▶ **Work to be completed**
An exact copy of the records is required, minus the pictures they hold.

▶ **Figure record extracts**

= = =

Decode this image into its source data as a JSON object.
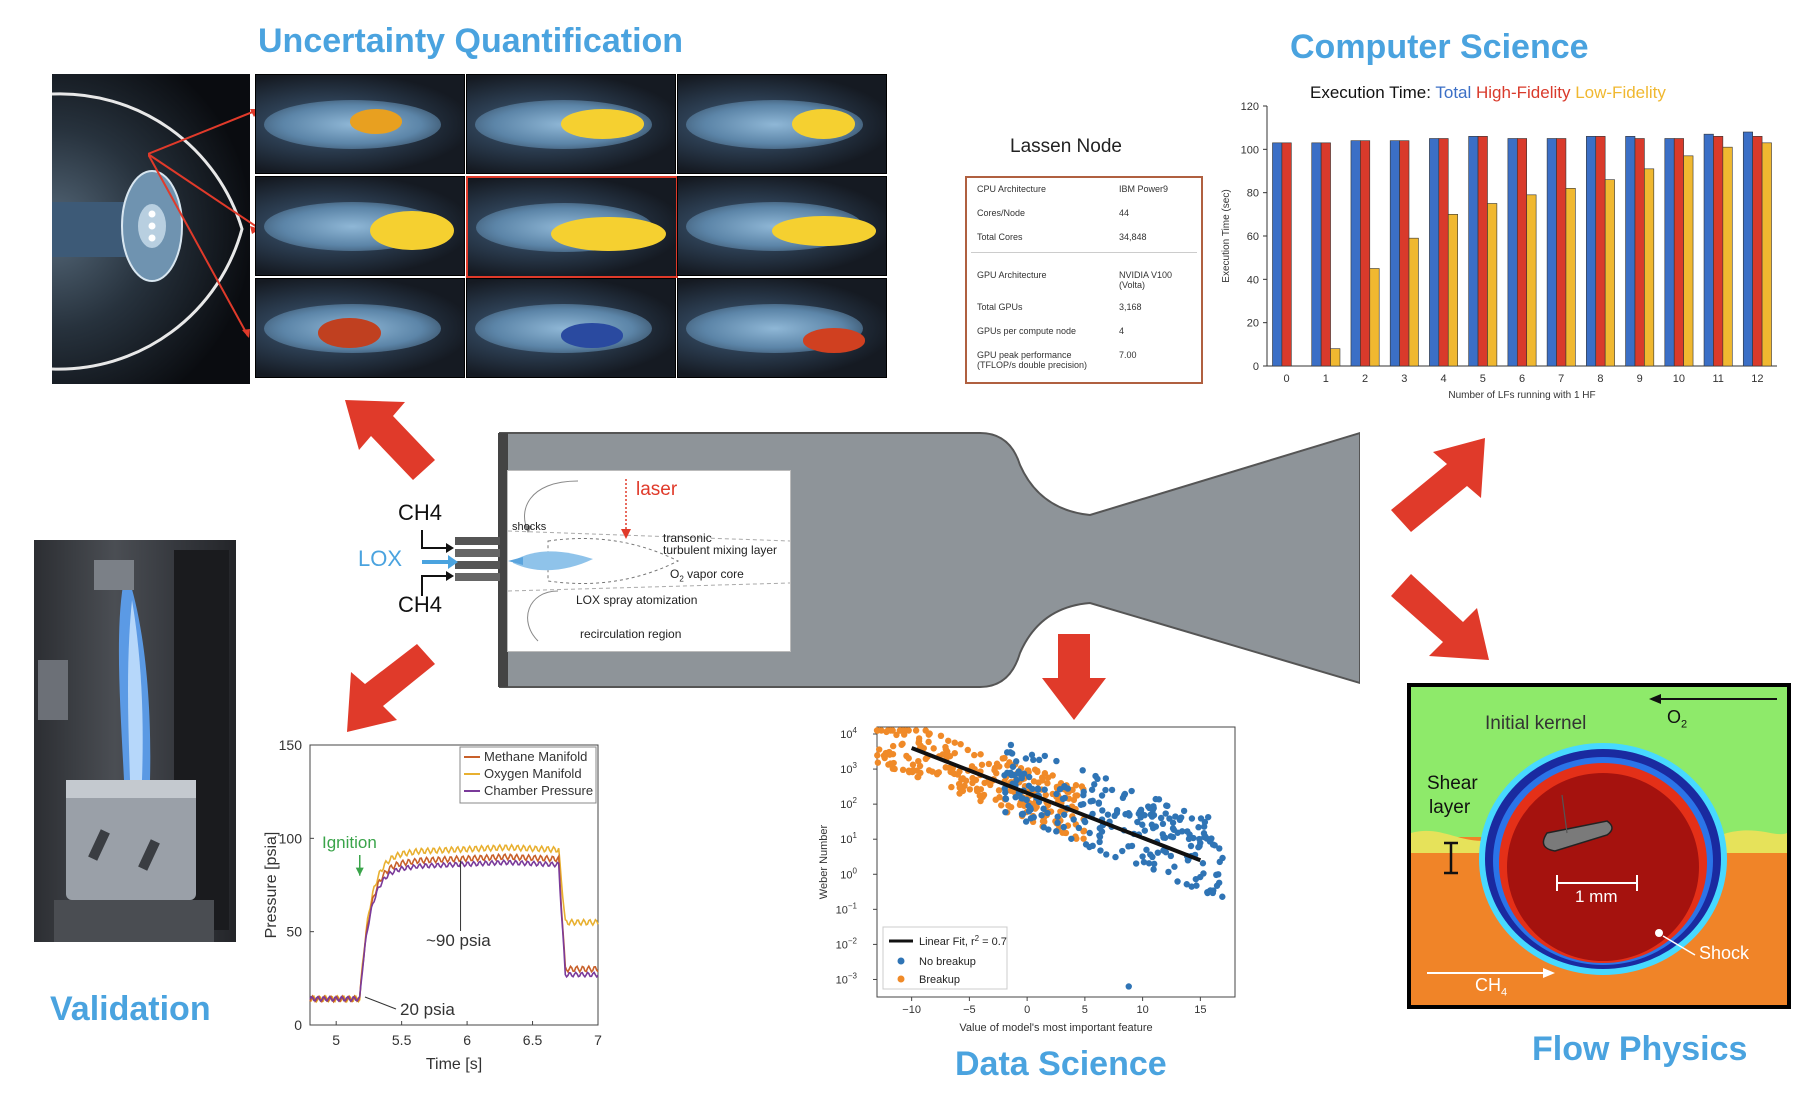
{
  "sections": {
    "uq": "Uncertainty Quantification",
    "cs": "Computer Science",
    "validation": "Validation",
    "data_science": "Data Science",
    "flow_physics": "Flow Physics"
  },
  "colors": {
    "title_blue": "#4aa3df",
    "arrow_red": "#e03a2a",
    "nozzle_gray": "#8e9499",
    "total_blue": "#3b6fc6",
    "hf_red": "#d93a2b",
    "lf_orange": "#f0b830"
  },
  "injector": {
    "ch4_top": "CH4",
    "lox": "LOX",
    "ch4_bottom": "CH4",
    "laser": "laser",
    "shocks": "shocks",
    "mixing_1": "transonic",
    "mixing_2": "turbulent mixing layer",
    "vapor_core": "O",
    "vapor_core_sub": "2",
    "vapor_core_rest": " vapor core",
    "atomization": "LOX spray atomization",
    "recirculation": "recirculation region"
  },
  "lassen": {
    "title": "Lassen Node",
    "rows": [
      {
        "k": "CPU Architecture",
        "v": "IBM Power9"
      },
      {
        "k": "Cores/Node",
        "v": "44"
      },
      {
        "k": "Total Cores",
        "v": "34,848"
      },
      {
        "k": "GPU Architecture",
        "v": "NVIDIA V100 (Volta)"
      },
      {
        "k": "Total GPUs",
        "v": "3,168"
      },
      {
        "k": "GPUs per compute node",
        "v": "4"
      },
      {
        "k": "GPU peak performance (TFLOP/s double precision)",
        "v": "7.00"
      }
    ]
  },
  "flow_physics": {
    "o2": "O",
    "o2_sub": "2",
    "initial_kernel": "Initial kernel",
    "shear": "Shear",
    "layer": "layer",
    "scale": "1 mm",
    "shock": "Shock",
    "ch4": "CH",
    "ch4_sub": "4"
  },
  "chart_data": [
    {
      "id": "execution_time",
      "type": "bar",
      "title_prefix": "Execution Time:",
      "xlabel": "Number of LFs running with 1 HF",
      "ylabel": "Execution Time (sec)",
      "ylim": [
        0,
        120
      ],
      "yticks": [
        0,
        20,
        40,
        60,
        80,
        100,
        120
      ],
      "categories": [
        "0",
        "1",
        "2",
        "3",
        "4",
        "5",
        "6",
        "7",
        "8",
        "9",
        "10",
        "11",
        "12"
      ],
      "series": [
        {
          "name": "Total",
          "color": "#3b6fc6",
          "values": [
            103,
            103,
            104,
            104,
            105,
            106,
            105,
            105,
            106,
            106,
            105,
            107,
            108
          ]
        },
        {
          "name": "High-Fidelity",
          "color": "#d93a2b",
          "values": [
            103,
            103,
            104,
            104,
            105,
            106,
            105,
            105,
            106,
            105,
            105,
            106,
            106
          ]
        },
        {
          "name": "Low-Fidelity",
          "color": "#f0b830",
          "values": [
            null,
            8,
            45,
            59,
            70,
            75,
            79,
            82,
            86,
            91,
            97,
            101,
            103
          ]
        }
      ],
      "grid": false
    },
    {
      "id": "pressure",
      "type": "line",
      "xlabel": "Time [s]",
      "ylabel": "Pressure [psia]",
      "xlim": [
        4.8,
        7
      ],
      "ylim": [
        0,
        150
      ],
      "xticks": [
        5,
        5.5,
        6,
        6.5,
        7
      ],
      "yticks": [
        0,
        50,
        100,
        150
      ],
      "series": [
        {
          "name": "Methane Manifold",
          "color": "#c8602a"
        },
        {
          "name": "Oxygen Manifold",
          "color": "#e8b030"
        },
        {
          "name": "Chamber Pressure",
          "color": "#7a3a9a"
        }
      ],
      "annotations": {
        "ignition": "Ignition",
        "p90": "~90 psia",
        "p20": "20 psia"
      }
    },
    {
      "id": "weber_scatter",
      "type": "scatter",
      "xlabel": "Value of model's most important feature",
      "ylabel": "Weber Number",
      "xlim": [
        -13,
        18
      ],
      "xticks": [
        -10,
        -5,
        0,
        5,
        10,
        15
      ],
      "yticks_exp": [
        -3,
        -2,
        -1,
        0,
        1,
        2,
        3,
        4
      ],
      "y_scale": "log",
      "legend": {
        "fit": "Linear Fit, r",
        "fit_sup": "2",
        "fit_rest": " = 0.7",
        "no_breakup": "No breakup",
        "breakup": "Breakup"
      },
      "fit": {
        "x": [
          -10,
          15
        ],
        "log10_y": [
          3.6,
          0.4
        ]
      },
      "series": [
        {
          "name": "No breakup",
          "color": "#2f74b5"
        },
        {
          "name": "Breakup",
          "color": "#f08a28"
        }
      ]
    }
  ]
}
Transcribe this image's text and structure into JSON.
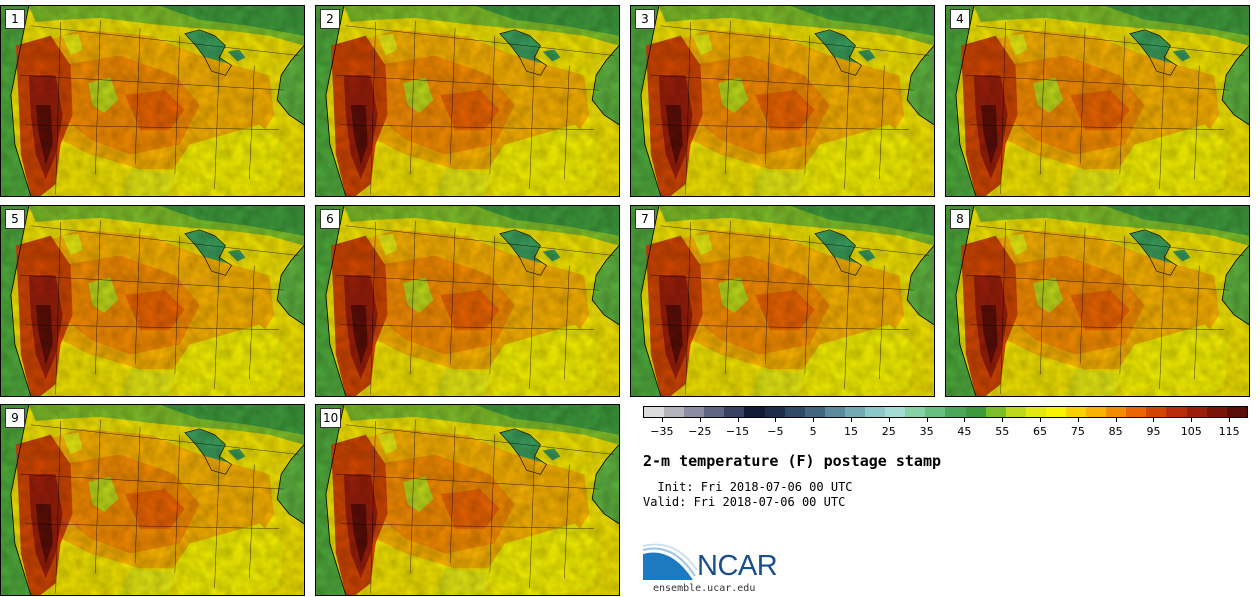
{
  "panels": [
    {
      "label": "1"
    },
    {
      "label": "2"
    },
    {
      "label": "3"
    },
    {
      "label": "4"
    },
    {
      "label": "5"
    },
    {
      "label": "6"
    },
    {
      "label": "7"
    },
    {
      "label": "8"
    },
    {
      "label": "9"
    },
    {
      "label": "10"
    }
  ],
  "colorbar": {
    "colors": [
      "#dcdcdc",
      "#b4b4bc",
      "#8a8ea0",
      "#5e6682",
      "#364260",
      "#121c36",
      "#1e2e48",
      "#2e4a64",
      "#426680",
      "#5a8a9c",
      "#72aab4",
      "#8cc8c8",
      "#a2dcd4",
      "#86d2a4",
      "#68c080",
      "#4aa858",
      "#3c9a3c",
      "#7cbe2a",
      "#bcd81a",
      "#e4e812",
      "#f6f200",
      "#f8d200",
      "#f8b200",
      "#f48c00",
      "#ea6400",
      "#d04600",
      "#b82e0a",
      "#9a1e0a",
      "#7a1408",
      "#5a0e06"
    ],
    "tick_labels": [
      "−35",
      "−25",
      "−15",
      "−5",
      "5",
      "15",
      "25",
      "35",
      "45",
      "55",
      "65",
      "75",
      "85",
      "95",
      "105",
      "115"
    ],
    "min": -40,
    "max": 120
  },
  "title": "2-m temperature (F) postage stamp",
  "init": "  Init: Fri 2018-07-06 00 UTC",
  "valid": "Valid: Fri 2018-07-06 00 UTC",
  "logo": {
    "text": "NCAR",
    "brand_color": "#1a4f8c",
    "swoosh_color": "#1e7ac0"
  },
  "site": "ensemble.ucar.edu"
}
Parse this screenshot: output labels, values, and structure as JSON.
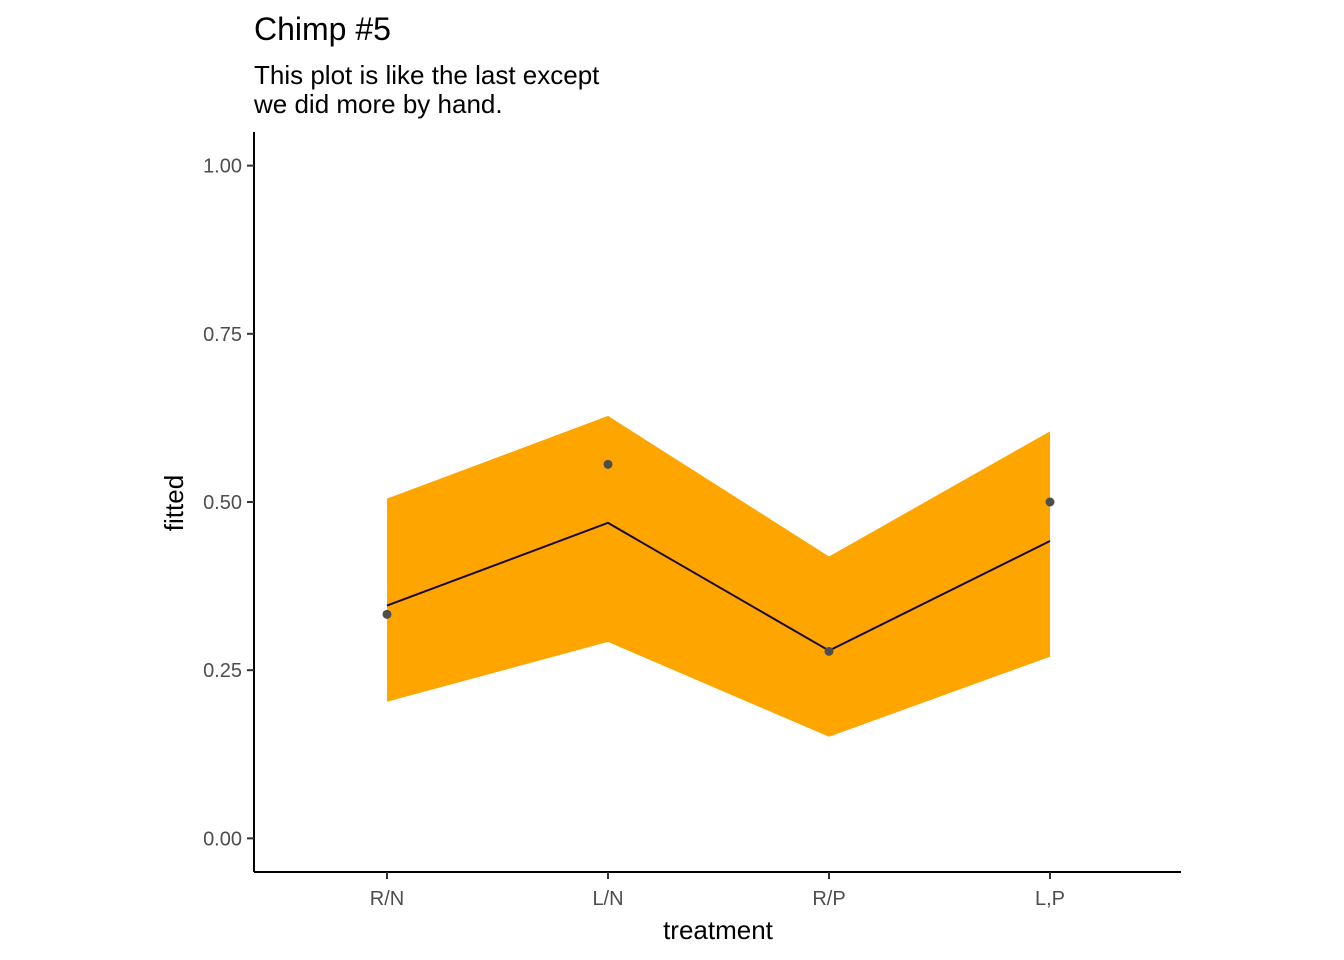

= = =

▶ **Result of the task**
Decode this image into its source data as a JSON object.
{
  "sections": {
    "uq": "Uncertainty Quantification",
    "cs": "Computer Science",
    "validation": "Validation",
    "data_science": "Data Science",
    "flow_physics": "Flow Physics"
  },
  "colors": {
    "title_blue": "#4aa3df",
    "arrow_red": "#e03a2a",
    "nozzle_gray": "#8e9499",
    "total_blue": "#3b6fc6",
    "hf_red": "#d93a2b",
    "lf_orange": "#f0b830"
  },
  "injector": {
    "ch4_top": "CH4",
    "lox": "LOX",
    "ch4_bottom": "CH4",
    "laser": "laser",
    "shocks": "shocks",
    "mixing_1": "transonic",
    "mixing_2": "turbulent mixing layer",
    "vapor_core": "O",
    "vapor_core_sub": "2",
    "vapor_core_rest": " vapor core",
    "atomization": "LOX spray atomization",
    "recirculation": "recirculation region"
  },
  "lassen": {
    "title": "Lassen Node",
    "rows": [
      {
        "k": "CPU Architecture",
        "v": "IBM Power9"
      },
      {
        "k": "Cores/Node",
        "v": "44"
      },
      {
        "k": "Total Cores",
        "v": "34,848"
      },
      {
        "k": "GPU Architecture",
        "v": "NVIDIA V100 (Volta)"
      },
      {
        "k": "Total GPUs",
        "v": "3,168"
      },
      {
        "k": "GPUs per compute node",
        "v": "4"
      },
      {
        "k": "GPU peak performance (TFLOP/s double precision)",
        "v": "7.00"
      }
    ]
  },
  "flow_physics": {
    "o2": "O",
    "o2_sub": "2",
    "initial_kernel": "Initial kernel",
    "shear": "Shear",
    "layer": "layer",
    "scale": "1 mm",
    "shock": "Shock",
    "ch4": "CH",
    "ch4_sub": "4"
  },
  "chart_data": [
    {
      "id": "execution_time",
      "type": "bar",
      "title_prefix": "Execution Time:",
      "xlabel": "Number of LFs running with 1 HF",
      "ylabel": "Execution Time (sec)",
      "ylim": [
        0,
        120
      ],
      "yticks": [
        0,
        20,
        40,
        60,
        80,
        100,
        120
      ],
      "categories": [
        "0",
        "1",
        "2",
        "3",
        "4",
        "5",
        "6",
        "7",
        "8",
        "9",
        "10",
        "11",
        "12"
      ],
      "series": [
        {
          "name": "Total",
          "color": "#3b6fc6",
          "values": [
            103,
            103,
            104,
            104,
            105,
            106,
            105,
            105,
            106,
            106,
            105,
            107,
            108
          ]
        },
        {
          "name": "High-Fidelity",
          "color": "#d93a2b",
          "values": [
            103,
            103,
            104,
            104,
            105,
            106,
            105,
            105,
            106,
            105,
            105,
            106,
            106
          ]
        },
        {
          "name": "Low-Fidelity",
          "color": "#f0b830",
          "values": [
            null,
            8,
            45,
            59,
            70,
            75,
            79,
            82,
            86,
            91,
            97,
            101,
            103
          ]
        }
      ],
      "grid": false
    },
    {
      "id": "pressure",
      "type": "line",
      "xlabel": "Time [s]",
      "ylabel": "Pressure [psia]",
      "xlim": [
        4.8,
        7
      ],
      "ylim": [
        0,
        150
      ],
      "xticks": [
        5,
        5.5,
        6,
        6.5,
        7
      ],
      "yticks": [
        0,
        50,
        100,
        150
      ],
      "series": [
        {
          "name": "Methane Manifold",
          "color": "#c8602a"
        },
        {
          "name": "Oxygen Manifold",
          "color": "#e8b030"
        },
        {
          "name": "Chamber Pressure",
          "color": "#7a3a9a"
        }
      ],
      "annotations": {
        "ignition": "Ignition",
        "p90": "~90 psia",
        "p20": "20 psia"
      }
    },
    {
      "id": "weber_scatter",
      "type": "scatter",
      "xlabel": "Value of model's most important feature",
      "ylabel": "Weber Number",
      "xlim": [
        -13,
        18
      ],
      "xticks": [
        -10,
        -5,
        0,
        5,
        10,
        15
      ],
      "yticks_exp": [
        -3,
        -2,
        -1,
        0,
        1,
        2,
        3,
        4
      ],
      "y_scale": "log",
      "legend": {
        "fit": "Linear Fit, r",
        "fit_sup": "2",
        "fit_rest": " = 0.7",
        "no_breakup": "No breakup",
        "breakup": "Breakup"
      },
      "fit": {
        "x": [
          -10,
          15
        ],
        "log10_y": [
          3.6,
          0.4
        ]
      },
      "series": [
        {
          "name": "No breakup",
          "color": "#2f74b5"
        },
        {
          "name": "Breakup",
          "color": "#f08a28"
        }
      ]
    }
  ]
}
Transcribe this image's text and structure into JSON.
{
  "panels": [
    {
      "label": "1"
    },
    {
      "label": "2"
    },
    {
      "label": "3"
    },
    {
      "label": "4"
    },
    {
      "label": "5"
    },
    {
      "label": "6"
    },
    {
      "label": "7"
    },
    {
      "label": "8"
    },
    {
      "label": "9"
    },
    {
      "label": "10"
    }
  ],
  "colorbar": {
    "colors": [
      "#dcdcdc",
      "#b4b4bc",
      "#8a8ea0",
      "#5e6682",
      "#364260",
      "#121c36",
      "#1e2e48",
      "#2e4a64",
      "#426680",
      "#5a8a9c",
      "#72aab4",
      "#8cc8c8",
      "#a2dcd4",
      "#86d2a4",
      "#68c080",
      "#4aa858",
      "#3c9a3c",
      "#7cbe2a",
      "#bcd81a",
      "#e4e812",
      "#f6f200",
      "#f8d200",
      "#f8b200",
      "#f48c00",
      "#ea6400",
      "#d04600",
      "#b82e0a",
      "#9a1e0a",
      "#7a1408",
      "#5a0e06"
    ],
    "tick_labels": [
      "−35",
      "−25",
      "−15",
      "−5",
      "5",
      "15",
      "25",
      "35",
      "45",
      "55",
      "65",
      "75",
      "85",
      "95",
      "105",
      "115"
    ],
    "min": -40,
    "max": 120
  },
  "title": "2-m temperature (F) postage stamp",
  "init": "  Init: Fri 2018-07-06 00 UTC",
  "valid": "Valid: Fri 2018-07-06 00 UTC",
  "logo": {
    "text": "NCAR",
    "brand_color": "#1a4f8c",
    "swoosh_color": "#1e7ac0"
  },
  "site": "ensemble.ucar.edu"
}
Parse this screenshot: output labels, values, and structure as JSON.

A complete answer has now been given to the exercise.